Task directions:
List every line below that contains the string "cell".

>> start Data shown

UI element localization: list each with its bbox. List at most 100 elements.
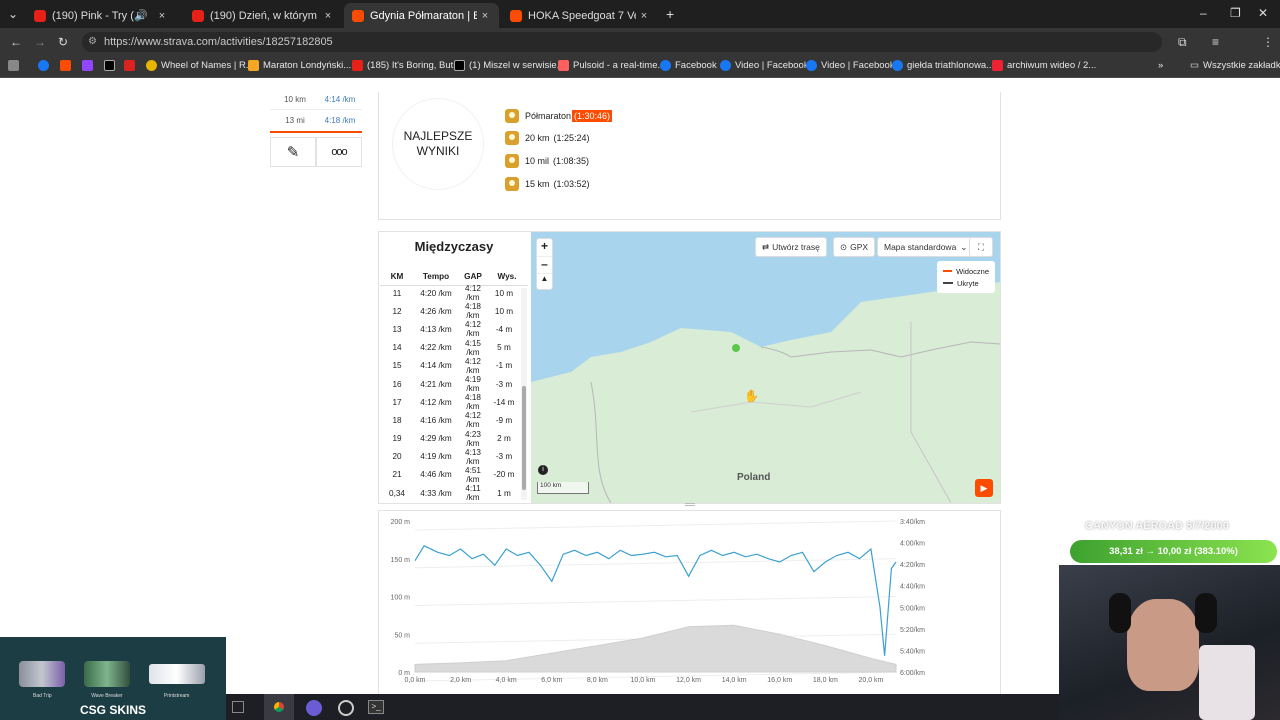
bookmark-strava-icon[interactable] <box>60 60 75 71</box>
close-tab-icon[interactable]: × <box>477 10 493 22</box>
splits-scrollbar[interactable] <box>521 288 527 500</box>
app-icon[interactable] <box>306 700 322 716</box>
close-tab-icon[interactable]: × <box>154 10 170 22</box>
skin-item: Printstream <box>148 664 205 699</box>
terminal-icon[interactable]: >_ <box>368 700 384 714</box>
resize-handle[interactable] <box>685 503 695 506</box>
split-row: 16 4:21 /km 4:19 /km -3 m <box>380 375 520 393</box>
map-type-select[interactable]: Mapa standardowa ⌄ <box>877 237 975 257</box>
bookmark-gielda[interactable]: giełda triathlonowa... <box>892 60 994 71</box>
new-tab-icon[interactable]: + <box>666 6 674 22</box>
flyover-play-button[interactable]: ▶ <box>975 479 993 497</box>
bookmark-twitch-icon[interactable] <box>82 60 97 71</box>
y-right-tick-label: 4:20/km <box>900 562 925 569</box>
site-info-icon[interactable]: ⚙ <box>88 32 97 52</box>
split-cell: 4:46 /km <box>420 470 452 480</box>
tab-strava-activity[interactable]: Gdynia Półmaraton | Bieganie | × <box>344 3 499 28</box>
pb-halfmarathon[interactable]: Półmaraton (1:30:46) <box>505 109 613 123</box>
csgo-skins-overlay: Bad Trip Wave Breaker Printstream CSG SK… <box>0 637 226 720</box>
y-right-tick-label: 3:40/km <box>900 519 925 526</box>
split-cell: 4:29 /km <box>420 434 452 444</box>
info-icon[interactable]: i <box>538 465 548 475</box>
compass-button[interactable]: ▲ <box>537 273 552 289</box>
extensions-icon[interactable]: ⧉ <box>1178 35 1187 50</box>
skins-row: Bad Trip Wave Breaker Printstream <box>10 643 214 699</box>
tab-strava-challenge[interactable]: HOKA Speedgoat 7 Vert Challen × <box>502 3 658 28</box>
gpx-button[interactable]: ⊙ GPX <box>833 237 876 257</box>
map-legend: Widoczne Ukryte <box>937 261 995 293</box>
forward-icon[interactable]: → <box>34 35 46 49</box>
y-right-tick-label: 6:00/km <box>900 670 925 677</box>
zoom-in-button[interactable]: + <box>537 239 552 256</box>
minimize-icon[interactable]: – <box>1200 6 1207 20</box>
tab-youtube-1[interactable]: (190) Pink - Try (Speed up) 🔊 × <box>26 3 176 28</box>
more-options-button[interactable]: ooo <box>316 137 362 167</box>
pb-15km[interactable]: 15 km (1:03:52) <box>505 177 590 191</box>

>> end Data shown

Answer below:
split-cell: 4:46 /km <box>420 470 452 480</box>
split-cell: 4:29 /km <box>420 434 452 444</box>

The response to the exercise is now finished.